■ Your objective: Say how many lines contain "Theorem", using only the number.
☆ ☆ ☆
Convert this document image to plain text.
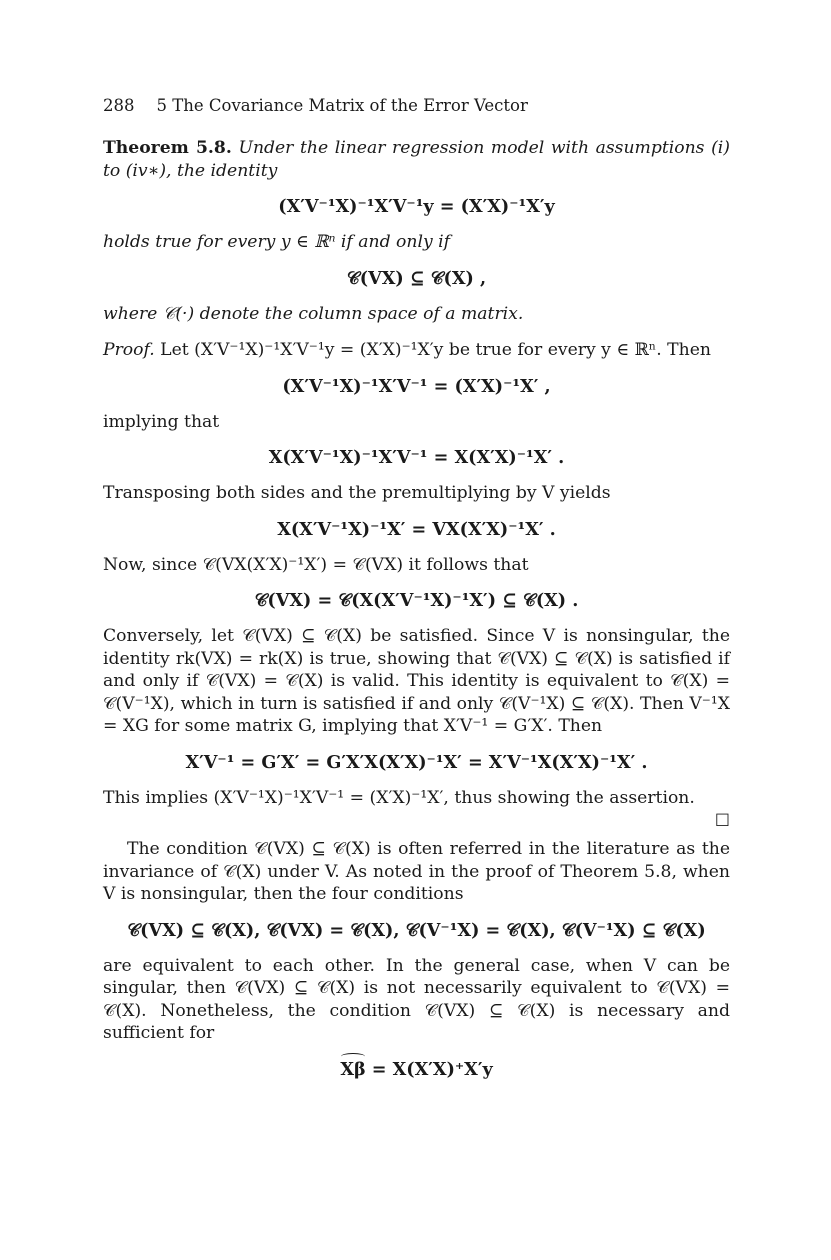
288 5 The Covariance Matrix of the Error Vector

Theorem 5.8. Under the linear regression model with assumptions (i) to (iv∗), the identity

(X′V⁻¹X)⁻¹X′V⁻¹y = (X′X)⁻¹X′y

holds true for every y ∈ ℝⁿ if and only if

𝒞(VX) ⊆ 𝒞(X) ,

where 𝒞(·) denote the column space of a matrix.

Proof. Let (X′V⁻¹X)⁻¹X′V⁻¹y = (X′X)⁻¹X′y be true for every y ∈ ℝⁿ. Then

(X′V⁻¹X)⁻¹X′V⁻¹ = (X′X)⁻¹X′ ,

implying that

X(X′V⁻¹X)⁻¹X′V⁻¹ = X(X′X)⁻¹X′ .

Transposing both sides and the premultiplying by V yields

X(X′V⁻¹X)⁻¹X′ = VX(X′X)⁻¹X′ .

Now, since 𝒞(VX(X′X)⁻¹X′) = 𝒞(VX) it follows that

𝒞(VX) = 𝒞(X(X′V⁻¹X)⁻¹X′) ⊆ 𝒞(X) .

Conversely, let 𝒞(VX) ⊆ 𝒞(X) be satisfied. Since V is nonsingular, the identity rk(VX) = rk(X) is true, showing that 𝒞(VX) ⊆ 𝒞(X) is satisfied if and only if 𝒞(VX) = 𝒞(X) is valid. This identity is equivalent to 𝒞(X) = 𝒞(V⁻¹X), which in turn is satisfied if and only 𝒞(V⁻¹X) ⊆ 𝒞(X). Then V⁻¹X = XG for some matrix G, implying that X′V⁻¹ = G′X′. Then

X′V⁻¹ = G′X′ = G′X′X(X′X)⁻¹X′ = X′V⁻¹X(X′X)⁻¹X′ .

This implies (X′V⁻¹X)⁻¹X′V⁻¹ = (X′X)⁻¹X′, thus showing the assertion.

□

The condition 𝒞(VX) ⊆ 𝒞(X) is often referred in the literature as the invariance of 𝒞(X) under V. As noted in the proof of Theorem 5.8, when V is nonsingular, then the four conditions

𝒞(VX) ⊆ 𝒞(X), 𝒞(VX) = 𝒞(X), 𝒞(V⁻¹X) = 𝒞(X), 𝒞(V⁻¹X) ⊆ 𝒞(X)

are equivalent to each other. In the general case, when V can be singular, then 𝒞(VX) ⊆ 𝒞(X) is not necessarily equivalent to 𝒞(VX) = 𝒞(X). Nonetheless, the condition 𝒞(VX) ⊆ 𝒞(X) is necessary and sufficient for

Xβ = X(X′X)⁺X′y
☆ ☆ ☆
■ Problem solution: 2